Respondents’ lifestyle scores to hypertension in experimental and control, pre and post intervention: Respondents with positive lifestyle habits score, rose from 119 (59.8%) at baseline 195 (98.0%) to 195 (100%) at end-line in the experimental group. It was 112 (50.2%), 30 (12.4%) and 35 (14.5%) in the control group respectively. There was steady improvement in lifestyle score in the experimental group after intervention.

Ho: There is no significant difference between pre, post-test 1 and post-test 2 in the two groups.

Comparison of mean score of knowledge, attitude and lifestyle variables in groups: This table shows the mean scores of knowledge, attitude and lifestyle variables in experimental and control groups pre and post intervention. At baseline, mean scores of respondents on knowledge in Experimental and Control were 8.7 and 8.3 respectively (SD 8.49 ± 4.03). For attitude it was 46.3 and 51.3 respectively, (SD 45.10 ± 6.51) while for lifestyles it was 21.9 and 20.7 respectively, (SD 21.21 ± 4.92). At end-line, mean scores of respondents on knowledge in Experimental and Control were 15.6 and 5.7 respectively, (SD 5.22 ± 5.22). For attitude it was 44.2 and 41.2 respectively, (SD 45.75 ± 7.35), while for lifestyles it was 21.9 and 20.7 respectively (SD 20.63 ± 5.60). The mean scores of respondents on knowledge, attitude and lifestyle of Experimental and Control groups at the three phases with P value <0.05 in Experimental group and >0.05 in the Control. There was significant difference between the knowledge, attitude and lifestyle scores of experimental and control, P value 0.000 (Table 5).

Variable Group Period Mean ± SD P-Value
Knowledge Experimental      
    Baseline 8.67 ± 3.92  
    Midterm 15.30 ± 0.99 0.000
    End-line 15.64 ± 0.52  
  Control      
    Baseline 8.35 ± 4.13  
    Midterm 6.09 ± 2.62 0.421
    End-line 5.69 ± 2.15  
Attitude Experimental      
    Baseline 46.25 ± 4.75  
    Midterm 62.67 ± 5.88 0.000
    End-line 51.28 ± 6.22  
  Control      
    Baseline 44.40 ± 7.55  
    Midterm 43.36 ± 9.32 0.826
    End-line 41.21 ± 4.57  
Lifestyle Experimental      
    Baseline 21.89 ± 4.53  
    Midterm 17.00 ± 2.19 0.000
    End-line 26.17 ± 1.89  
  Control      
    Baseline 20.65 ± 5.17  
    Midterm 8.85 ± 2.40 0.666
    End-line 16.17 ± 3.02  

Table 5: Mean scores of respondents on knowledge, attitude and lifestyle within groups.

Entries provided:
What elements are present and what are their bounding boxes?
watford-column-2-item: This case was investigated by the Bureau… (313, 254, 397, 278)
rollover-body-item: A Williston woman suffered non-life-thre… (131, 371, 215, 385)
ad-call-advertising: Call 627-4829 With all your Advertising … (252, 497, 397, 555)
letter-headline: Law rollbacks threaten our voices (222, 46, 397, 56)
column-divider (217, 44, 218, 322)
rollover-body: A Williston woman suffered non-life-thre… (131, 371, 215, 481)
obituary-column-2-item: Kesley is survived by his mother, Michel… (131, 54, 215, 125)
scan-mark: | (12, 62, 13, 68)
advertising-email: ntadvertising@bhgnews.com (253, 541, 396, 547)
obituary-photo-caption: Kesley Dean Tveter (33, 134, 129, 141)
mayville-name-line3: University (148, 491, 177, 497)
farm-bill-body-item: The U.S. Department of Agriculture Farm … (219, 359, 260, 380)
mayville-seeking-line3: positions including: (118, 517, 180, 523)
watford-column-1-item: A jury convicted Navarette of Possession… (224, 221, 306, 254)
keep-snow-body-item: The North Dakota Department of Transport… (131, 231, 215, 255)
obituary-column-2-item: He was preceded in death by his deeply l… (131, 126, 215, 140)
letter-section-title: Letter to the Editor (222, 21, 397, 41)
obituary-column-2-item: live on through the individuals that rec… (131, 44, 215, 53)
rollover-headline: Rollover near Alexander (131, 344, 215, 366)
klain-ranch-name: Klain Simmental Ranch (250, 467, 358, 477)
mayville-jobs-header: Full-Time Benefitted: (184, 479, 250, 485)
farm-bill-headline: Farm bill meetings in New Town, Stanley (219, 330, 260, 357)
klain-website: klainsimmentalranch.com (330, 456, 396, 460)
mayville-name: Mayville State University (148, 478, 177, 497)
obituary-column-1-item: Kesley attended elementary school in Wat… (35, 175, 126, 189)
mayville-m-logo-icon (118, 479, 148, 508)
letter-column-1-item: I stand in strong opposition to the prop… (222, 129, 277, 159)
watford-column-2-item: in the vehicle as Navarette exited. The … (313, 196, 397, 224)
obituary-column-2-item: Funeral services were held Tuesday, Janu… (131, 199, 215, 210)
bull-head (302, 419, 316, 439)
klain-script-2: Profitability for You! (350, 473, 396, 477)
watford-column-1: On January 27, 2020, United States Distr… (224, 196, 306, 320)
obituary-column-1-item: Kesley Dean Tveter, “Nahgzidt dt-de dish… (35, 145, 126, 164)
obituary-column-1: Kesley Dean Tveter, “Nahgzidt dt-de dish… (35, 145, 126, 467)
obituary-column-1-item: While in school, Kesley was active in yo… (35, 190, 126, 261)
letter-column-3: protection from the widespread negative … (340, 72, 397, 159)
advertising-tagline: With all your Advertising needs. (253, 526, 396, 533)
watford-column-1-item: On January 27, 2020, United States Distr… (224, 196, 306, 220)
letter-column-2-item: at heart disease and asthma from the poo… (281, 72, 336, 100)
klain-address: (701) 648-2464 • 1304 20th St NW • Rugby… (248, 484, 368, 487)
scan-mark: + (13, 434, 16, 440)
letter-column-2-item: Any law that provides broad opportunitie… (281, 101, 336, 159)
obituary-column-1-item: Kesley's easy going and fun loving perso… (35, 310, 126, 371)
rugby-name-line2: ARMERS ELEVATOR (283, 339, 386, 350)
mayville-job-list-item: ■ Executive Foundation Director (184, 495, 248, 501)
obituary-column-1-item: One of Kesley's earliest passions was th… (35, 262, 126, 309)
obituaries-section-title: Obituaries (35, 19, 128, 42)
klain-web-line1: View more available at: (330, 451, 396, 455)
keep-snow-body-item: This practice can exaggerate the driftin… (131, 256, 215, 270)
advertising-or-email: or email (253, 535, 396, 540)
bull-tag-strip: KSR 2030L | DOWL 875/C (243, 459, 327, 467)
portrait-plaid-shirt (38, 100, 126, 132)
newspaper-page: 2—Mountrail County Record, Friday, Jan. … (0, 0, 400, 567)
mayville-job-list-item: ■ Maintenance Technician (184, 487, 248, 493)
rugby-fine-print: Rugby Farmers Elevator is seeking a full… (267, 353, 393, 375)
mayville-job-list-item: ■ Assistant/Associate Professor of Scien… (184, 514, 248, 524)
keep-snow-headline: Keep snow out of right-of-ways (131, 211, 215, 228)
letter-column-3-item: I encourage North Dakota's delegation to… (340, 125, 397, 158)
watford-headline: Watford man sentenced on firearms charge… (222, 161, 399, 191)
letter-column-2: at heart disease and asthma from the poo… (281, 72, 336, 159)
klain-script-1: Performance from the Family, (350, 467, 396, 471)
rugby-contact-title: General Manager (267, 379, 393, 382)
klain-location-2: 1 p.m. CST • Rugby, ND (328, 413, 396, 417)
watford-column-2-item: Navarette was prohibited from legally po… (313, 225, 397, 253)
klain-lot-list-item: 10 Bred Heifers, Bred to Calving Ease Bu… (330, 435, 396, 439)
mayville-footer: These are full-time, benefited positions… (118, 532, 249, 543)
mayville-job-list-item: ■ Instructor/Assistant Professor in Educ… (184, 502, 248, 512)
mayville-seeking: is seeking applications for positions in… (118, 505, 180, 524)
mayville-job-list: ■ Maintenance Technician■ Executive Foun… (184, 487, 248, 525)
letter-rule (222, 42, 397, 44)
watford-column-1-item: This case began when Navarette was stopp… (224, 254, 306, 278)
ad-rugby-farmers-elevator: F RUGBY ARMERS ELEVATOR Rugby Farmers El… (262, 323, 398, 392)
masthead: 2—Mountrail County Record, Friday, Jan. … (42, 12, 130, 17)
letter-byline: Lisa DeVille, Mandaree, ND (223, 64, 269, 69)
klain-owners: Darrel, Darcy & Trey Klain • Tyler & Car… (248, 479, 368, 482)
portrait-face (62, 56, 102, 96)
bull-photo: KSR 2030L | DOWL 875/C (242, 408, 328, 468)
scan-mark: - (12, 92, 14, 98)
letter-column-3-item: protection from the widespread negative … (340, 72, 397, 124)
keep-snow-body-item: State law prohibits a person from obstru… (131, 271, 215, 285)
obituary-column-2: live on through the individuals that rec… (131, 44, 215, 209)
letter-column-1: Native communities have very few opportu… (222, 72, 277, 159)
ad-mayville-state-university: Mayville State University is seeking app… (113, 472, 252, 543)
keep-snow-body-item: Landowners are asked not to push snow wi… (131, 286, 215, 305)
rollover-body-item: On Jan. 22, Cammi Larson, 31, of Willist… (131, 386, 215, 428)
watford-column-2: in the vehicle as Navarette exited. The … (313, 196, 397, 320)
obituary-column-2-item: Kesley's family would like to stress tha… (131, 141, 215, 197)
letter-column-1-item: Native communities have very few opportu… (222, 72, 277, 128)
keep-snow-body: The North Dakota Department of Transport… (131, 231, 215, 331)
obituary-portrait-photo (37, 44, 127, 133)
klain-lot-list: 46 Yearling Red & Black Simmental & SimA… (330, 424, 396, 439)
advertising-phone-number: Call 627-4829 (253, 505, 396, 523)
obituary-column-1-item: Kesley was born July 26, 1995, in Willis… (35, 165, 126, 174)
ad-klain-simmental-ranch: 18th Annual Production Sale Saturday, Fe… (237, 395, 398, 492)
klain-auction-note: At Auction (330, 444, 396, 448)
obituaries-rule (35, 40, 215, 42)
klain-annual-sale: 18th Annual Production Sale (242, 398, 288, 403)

Task: Reproduce the hypertension study passage from "Respondents’ lifestyle scores" to "group after intervention.", swapping every "intervention" for "program".

Written answer:
Respondents’ lifestyle scores to hypertension in experimental and control, pre and post program: Respondents with positive lifestyle habits score, rose from 119 (59.8%) at baseline 195 (98.0%) to 195 (100%) at end-line in the experimental group. It was 112 (50.2%), 30 (12.4%) and 35 (14.5%) in the control group respectively. There was steady improvement in lifestyle score in the experimental group after program.